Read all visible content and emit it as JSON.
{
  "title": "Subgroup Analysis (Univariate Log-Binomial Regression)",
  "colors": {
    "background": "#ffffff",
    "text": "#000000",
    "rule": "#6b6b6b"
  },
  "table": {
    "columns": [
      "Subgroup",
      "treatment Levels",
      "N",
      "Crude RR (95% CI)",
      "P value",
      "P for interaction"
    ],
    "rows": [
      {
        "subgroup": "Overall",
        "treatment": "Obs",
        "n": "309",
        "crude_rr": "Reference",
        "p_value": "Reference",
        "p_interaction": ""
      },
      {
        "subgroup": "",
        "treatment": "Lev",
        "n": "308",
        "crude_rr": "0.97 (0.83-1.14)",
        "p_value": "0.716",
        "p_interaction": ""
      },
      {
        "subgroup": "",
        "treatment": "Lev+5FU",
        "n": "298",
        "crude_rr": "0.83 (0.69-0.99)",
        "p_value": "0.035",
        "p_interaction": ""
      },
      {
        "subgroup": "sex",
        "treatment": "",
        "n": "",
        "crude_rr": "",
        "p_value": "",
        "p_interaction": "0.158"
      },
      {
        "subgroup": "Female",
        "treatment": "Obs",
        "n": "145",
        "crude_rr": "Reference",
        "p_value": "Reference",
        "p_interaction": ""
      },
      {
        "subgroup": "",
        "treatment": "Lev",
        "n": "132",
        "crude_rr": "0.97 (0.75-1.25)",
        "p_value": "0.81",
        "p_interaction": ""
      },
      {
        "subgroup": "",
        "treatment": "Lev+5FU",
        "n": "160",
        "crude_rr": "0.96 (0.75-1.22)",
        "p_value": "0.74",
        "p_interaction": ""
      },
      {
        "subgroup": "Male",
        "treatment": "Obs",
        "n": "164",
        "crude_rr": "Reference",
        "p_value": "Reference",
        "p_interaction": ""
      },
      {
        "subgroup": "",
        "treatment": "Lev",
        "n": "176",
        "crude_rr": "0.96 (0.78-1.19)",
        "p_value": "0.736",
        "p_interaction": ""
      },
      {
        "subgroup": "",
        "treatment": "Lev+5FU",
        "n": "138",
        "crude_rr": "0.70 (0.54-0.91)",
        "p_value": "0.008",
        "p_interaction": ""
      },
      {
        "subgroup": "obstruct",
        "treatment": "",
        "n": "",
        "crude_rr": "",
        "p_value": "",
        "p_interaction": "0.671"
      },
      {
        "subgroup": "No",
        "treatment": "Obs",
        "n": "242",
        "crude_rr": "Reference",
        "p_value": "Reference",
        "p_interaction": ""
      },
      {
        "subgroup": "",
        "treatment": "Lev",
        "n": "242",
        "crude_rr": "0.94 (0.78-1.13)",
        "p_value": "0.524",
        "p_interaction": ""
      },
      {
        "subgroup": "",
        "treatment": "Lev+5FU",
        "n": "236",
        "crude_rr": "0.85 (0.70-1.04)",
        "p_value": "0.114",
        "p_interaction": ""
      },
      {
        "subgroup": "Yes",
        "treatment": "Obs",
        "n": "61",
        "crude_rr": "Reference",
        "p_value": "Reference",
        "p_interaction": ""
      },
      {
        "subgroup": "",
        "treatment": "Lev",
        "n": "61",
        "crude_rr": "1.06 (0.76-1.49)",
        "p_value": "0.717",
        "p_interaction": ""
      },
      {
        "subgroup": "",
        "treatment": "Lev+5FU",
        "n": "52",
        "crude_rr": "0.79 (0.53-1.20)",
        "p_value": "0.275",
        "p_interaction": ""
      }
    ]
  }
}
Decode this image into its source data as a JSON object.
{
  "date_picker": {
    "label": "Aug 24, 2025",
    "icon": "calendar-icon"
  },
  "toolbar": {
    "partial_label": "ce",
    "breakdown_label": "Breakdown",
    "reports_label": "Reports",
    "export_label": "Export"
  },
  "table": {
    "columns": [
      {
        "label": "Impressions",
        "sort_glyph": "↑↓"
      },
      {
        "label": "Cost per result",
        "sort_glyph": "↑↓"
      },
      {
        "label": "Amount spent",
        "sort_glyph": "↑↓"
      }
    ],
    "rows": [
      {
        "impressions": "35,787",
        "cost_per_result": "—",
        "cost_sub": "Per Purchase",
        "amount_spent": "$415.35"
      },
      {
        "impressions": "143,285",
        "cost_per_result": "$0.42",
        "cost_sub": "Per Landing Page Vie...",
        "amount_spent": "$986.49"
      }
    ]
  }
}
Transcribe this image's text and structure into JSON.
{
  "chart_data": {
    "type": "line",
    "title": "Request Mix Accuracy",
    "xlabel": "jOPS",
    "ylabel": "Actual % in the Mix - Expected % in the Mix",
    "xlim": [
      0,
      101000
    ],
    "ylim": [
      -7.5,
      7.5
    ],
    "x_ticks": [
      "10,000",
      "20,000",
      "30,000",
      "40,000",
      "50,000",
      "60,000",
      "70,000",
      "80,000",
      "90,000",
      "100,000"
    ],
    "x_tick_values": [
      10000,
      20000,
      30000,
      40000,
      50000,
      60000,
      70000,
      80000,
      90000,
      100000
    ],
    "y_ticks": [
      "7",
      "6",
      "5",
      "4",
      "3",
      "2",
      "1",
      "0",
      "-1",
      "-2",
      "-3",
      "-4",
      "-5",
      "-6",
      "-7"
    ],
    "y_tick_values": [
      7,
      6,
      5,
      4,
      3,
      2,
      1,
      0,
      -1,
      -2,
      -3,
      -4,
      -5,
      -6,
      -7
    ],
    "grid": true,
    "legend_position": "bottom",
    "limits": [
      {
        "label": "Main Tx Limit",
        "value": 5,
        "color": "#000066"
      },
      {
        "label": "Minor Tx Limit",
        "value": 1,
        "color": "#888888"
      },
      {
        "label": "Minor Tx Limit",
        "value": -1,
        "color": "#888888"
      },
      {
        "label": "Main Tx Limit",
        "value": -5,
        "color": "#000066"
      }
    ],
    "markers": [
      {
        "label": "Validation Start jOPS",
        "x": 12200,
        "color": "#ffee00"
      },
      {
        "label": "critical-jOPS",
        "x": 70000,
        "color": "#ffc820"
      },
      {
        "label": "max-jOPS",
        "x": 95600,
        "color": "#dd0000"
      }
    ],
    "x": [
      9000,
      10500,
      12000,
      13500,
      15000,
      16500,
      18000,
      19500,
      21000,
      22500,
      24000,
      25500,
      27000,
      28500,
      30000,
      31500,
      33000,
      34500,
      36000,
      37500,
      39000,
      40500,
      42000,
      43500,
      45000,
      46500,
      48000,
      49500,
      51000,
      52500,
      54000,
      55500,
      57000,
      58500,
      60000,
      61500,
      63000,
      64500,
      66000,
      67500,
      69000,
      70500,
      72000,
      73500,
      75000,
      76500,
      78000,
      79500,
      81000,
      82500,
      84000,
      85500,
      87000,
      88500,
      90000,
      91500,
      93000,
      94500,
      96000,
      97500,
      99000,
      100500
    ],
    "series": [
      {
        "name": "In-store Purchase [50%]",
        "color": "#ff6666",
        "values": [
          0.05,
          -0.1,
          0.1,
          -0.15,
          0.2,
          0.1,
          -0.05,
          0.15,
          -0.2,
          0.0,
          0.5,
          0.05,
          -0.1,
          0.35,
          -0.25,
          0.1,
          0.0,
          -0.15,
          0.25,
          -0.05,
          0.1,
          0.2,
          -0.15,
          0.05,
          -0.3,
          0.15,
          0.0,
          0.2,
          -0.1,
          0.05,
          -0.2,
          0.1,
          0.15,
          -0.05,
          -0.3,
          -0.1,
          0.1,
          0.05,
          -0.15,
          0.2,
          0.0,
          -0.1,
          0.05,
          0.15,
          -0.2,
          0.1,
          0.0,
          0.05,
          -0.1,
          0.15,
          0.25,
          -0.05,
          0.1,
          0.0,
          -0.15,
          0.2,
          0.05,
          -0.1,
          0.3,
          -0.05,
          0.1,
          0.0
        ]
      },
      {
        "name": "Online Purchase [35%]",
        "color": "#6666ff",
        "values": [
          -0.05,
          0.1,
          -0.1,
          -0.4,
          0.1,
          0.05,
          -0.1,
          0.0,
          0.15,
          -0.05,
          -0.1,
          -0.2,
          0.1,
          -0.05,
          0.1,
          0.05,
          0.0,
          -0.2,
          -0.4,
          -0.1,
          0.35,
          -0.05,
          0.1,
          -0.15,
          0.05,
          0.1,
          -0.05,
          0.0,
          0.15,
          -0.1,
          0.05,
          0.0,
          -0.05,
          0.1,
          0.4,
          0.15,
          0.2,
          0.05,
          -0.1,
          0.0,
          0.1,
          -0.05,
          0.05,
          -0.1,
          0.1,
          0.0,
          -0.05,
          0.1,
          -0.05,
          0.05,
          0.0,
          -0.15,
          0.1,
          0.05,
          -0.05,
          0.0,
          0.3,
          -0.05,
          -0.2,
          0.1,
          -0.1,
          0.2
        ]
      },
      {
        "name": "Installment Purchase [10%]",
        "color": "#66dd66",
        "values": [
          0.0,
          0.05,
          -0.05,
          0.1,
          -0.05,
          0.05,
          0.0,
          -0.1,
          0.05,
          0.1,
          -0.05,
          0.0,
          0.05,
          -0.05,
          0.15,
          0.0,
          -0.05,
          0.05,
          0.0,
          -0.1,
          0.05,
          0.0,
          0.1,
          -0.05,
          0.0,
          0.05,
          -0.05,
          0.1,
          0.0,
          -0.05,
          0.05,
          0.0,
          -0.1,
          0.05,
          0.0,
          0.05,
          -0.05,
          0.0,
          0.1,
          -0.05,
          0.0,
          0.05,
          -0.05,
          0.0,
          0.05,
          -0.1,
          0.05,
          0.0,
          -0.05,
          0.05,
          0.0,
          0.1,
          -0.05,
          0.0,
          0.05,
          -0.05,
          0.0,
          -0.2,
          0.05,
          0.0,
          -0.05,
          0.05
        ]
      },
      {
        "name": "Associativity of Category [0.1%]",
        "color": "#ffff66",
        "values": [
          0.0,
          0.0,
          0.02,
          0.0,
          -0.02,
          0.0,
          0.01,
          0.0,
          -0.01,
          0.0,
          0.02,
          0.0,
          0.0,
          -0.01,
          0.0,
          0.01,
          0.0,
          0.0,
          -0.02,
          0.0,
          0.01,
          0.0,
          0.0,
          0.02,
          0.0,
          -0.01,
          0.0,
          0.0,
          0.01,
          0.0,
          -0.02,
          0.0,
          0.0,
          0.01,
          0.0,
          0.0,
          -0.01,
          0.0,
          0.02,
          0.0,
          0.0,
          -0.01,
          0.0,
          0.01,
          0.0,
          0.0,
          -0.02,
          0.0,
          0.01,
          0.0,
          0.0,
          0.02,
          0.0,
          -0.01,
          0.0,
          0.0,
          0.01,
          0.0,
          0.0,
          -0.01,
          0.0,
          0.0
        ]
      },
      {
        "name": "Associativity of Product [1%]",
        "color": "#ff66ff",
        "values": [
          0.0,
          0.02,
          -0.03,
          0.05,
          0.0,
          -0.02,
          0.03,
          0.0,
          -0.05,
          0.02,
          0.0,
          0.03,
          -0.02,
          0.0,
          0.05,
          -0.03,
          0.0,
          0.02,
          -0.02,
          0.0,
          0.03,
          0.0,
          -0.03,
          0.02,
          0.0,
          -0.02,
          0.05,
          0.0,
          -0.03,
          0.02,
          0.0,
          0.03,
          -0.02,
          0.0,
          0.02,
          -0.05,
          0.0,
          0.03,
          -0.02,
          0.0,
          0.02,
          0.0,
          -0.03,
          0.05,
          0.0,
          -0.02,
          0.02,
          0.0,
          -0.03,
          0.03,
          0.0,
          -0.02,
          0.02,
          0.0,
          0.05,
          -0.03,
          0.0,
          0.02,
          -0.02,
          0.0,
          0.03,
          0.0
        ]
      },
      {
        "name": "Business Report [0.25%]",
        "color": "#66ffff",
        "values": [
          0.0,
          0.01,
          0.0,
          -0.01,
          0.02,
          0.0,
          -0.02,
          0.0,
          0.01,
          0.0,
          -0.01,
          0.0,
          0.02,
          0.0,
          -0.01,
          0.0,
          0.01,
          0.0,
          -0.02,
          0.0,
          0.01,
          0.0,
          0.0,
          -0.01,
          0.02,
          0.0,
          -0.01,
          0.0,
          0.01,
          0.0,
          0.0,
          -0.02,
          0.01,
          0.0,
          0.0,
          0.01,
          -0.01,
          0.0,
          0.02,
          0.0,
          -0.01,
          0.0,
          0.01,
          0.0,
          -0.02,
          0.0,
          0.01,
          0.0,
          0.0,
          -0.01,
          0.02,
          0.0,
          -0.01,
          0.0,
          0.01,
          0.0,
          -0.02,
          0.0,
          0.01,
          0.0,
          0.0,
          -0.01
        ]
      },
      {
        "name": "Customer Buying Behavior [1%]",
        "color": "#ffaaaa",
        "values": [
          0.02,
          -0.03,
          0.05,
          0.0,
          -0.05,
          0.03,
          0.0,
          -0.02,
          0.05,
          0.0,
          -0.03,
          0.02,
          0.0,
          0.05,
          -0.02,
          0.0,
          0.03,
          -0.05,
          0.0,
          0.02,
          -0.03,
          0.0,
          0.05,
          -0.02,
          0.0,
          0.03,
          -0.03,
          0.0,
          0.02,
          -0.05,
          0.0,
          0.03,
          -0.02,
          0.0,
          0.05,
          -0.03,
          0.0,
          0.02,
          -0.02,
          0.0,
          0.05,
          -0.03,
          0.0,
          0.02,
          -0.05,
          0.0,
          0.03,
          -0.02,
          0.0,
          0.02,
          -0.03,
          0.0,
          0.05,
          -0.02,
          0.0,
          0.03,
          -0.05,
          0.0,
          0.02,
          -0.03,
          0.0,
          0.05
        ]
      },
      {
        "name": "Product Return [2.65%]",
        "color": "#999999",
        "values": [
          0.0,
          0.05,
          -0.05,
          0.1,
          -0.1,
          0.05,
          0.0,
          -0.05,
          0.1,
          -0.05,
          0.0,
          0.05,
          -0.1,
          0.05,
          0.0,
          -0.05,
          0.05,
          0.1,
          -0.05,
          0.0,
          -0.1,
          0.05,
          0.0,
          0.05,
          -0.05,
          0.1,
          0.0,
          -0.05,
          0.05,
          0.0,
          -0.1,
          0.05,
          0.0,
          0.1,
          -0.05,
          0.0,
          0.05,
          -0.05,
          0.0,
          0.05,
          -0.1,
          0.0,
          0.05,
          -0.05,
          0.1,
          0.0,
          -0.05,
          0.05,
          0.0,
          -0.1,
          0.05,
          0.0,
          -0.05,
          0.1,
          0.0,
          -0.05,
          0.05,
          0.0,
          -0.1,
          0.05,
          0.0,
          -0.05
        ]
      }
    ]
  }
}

Work to be completed >>
Say how many lines of the data include the string "name". Nothing other than the number should be given.

Exercise result >>
8